## [Given data]
□ □ □ □
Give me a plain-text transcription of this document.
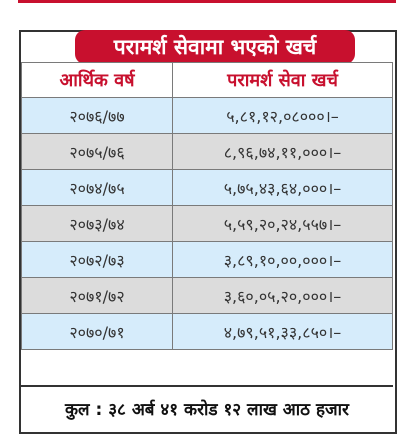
परामर्श सेवामा भएको खर्च
आर्थिक वर्ष	परामर्श सेवा खर्च
२०७६/७७	५,८१,१२,०८०००।–
२०७५/७६	८,९६,७४,११,०००।–
२०७४/७५	५,७५,४३,६४,०००।–
२०७३/७४	५,५९,२०,२४,५५७।–
२०७२/७३	३,८९,१०,००,०००।–
२०७१/७२	३,६०,०५,२०,०००।–
२०७०/७१	४,७९,५१,३३,८५०।–
कुल : ३८ अर्ब ४१ करोड १२ लाख आठ हजार
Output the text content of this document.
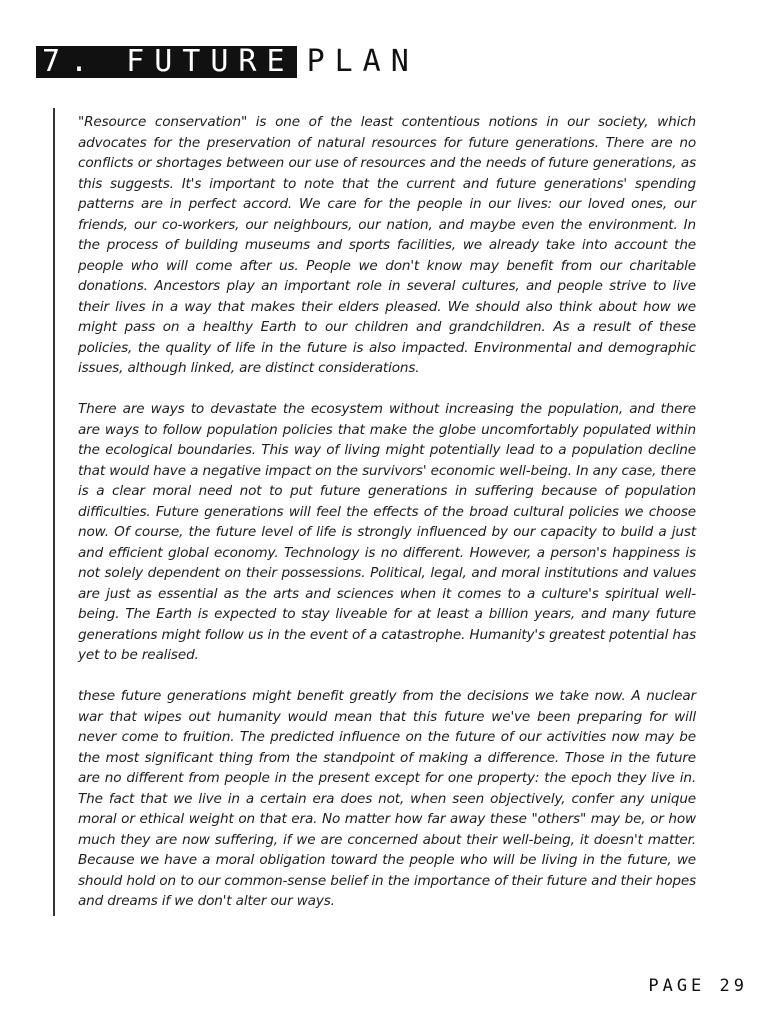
7. FUTURE PLAN

"Resource conservation" is one of the least contentious notions in our society, which advocates for the preservation of natural resources for future generations. There are no conflicts or shortages between our use of resources and the needs of future generations, as this suggests. It's important to note that the current and future generations' spending patterns are in perfect accord. We care for the people in our lives: our loved ones, our friends, our co-workers, our neighbours, our nation, and maybe even the environment. In the process of building museums and sports facilities, we already take into account the people who will come after us. People we don't know may benefit from our charitable donations. Ancestors play an important role in several cultures, and people strive to live their lives in a way that makes their elders pleased. We should also think about how we might pass on a healthy Earth to our children and grandchildren. As a result of these policies, the quality of life in the future is also impacted. Environmental and demographic issues, although linked, are distinct considerations.

There are ways to devastate the ecosystem without increasing the population, and there are ways to follow population policies that make the globe uncomfortably populated within the ecological boundaries. This way of living might potentially lead to a population decline that would have a negative impact on the survivors' economic well-being. In any case, there is a clear moral need not to put future generations in suffering because of population difficulties. Future generations will feel the effects of the broad cultural policies we choose now. Of course, the future level of life is strongly influenced by our capacity to build a just and efficient global economy. Technology is no different. However, a person's happiness is not solely dependent on their possessions. Political, legal, and moral institutions and values are just as essential as the arts and sciences when it comes to a culture's spiritual well-being. The Earth is expected to stay liveable for at least a billion years, and many future generations might follow us in the event of a catastrophe. Humanity's greatest potential has yet to be realised.

these future generations might benefit greatly from the decisions we take now. A nuclear war that wipes out humanity would mean that this future we've been preparing for will never come to fruition. The predicted influence on the future of our activities now may be the most significant thing from the standpoint of making a difference. Those in the future are no different from people in the present except for one property: the epoch they live in. The fact that we live in a certain era does not, when seen objectively, confer any unique moral or ethical weight on that era. No matter how far away these "others" may be, or how much they are now suffering, if we are concerned about their well-being, it doesn't matter. Because we have a moral obligation toward the people who will be living in the future, we should hold on to our common-sense belief in the importance of their future and their hopes and dreams if we don't alter our ways.

PAGE 29
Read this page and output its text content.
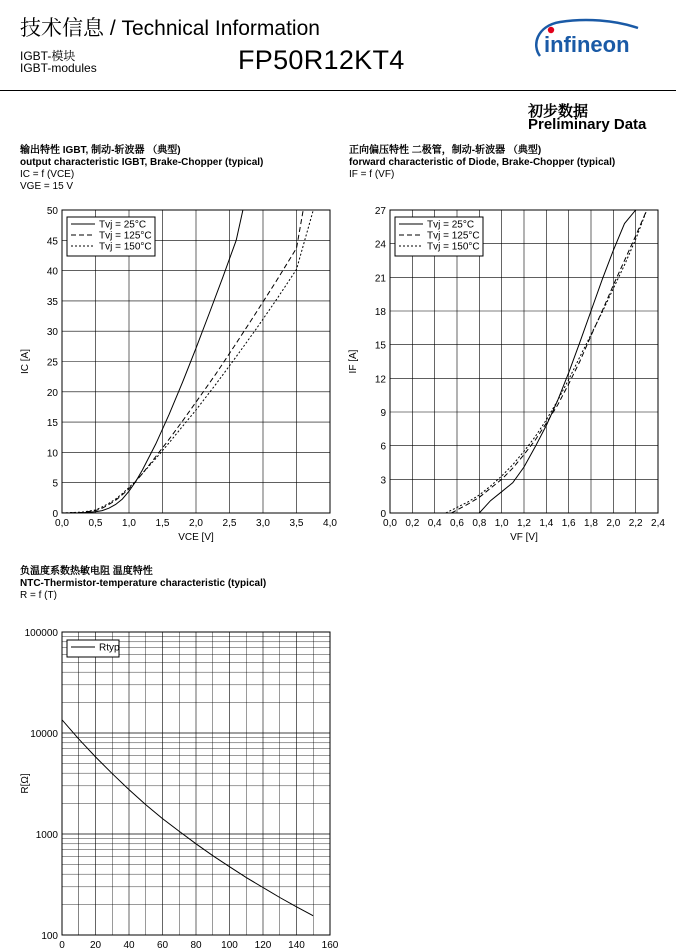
技术信息 / Technical Information
IGBT-模块
IGBT-modules	FP50R12KT4
infineon
初步数据
Preliminary Data
输出特性 IGBT, 制动-斩波器 （典型)
output characteristic IGBT, Brake-Chopper (typical)
IC = f (VCE)
VGE = 15 V
正向偏压特性 二极管，制动-斩波器 （典型)
forward characteristic of Diode, Brake-Chopper (typical)
IF = f (VF)
负温度系数热敏电阻 温度特性
NTC-Thermistor-temperature characteristic (typical)
R = f (T)
0,0 0,5 1,0 1,5 2,0 2,5 3,0 3,5 4,0
0
5
10
15
20
25
30
35
40
45
50
VCE [V]
IC [A]
Tvj = 25°C
Tvj = 125°C
Tvj = 150°C
0,0 0,2 0,4 0,6 0,8 1,0 1,2 1,4 1,6 1,8 2,0 2,2 2,4
0
3
6
9
12
15
18
21
24
27
VF [V]
IF [A]
Tvj = 25°C
Tvj = 125°C
Tvj = 150°C
0	20 40 60 80 100 120 140 160
100
1000
10000
100000
R[Ω]
Rtyp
□ □ □ □
## [Task to carry out]
Look through the records and gather every line containing "IGBT".

## [Answer for the task]
IGBT-模块
IGBT-modules	FP50R12KT4
输出特性 IGBT, 制动-斩波器 （典型)
output characteristic IGBT, Brake-Chopper (typical)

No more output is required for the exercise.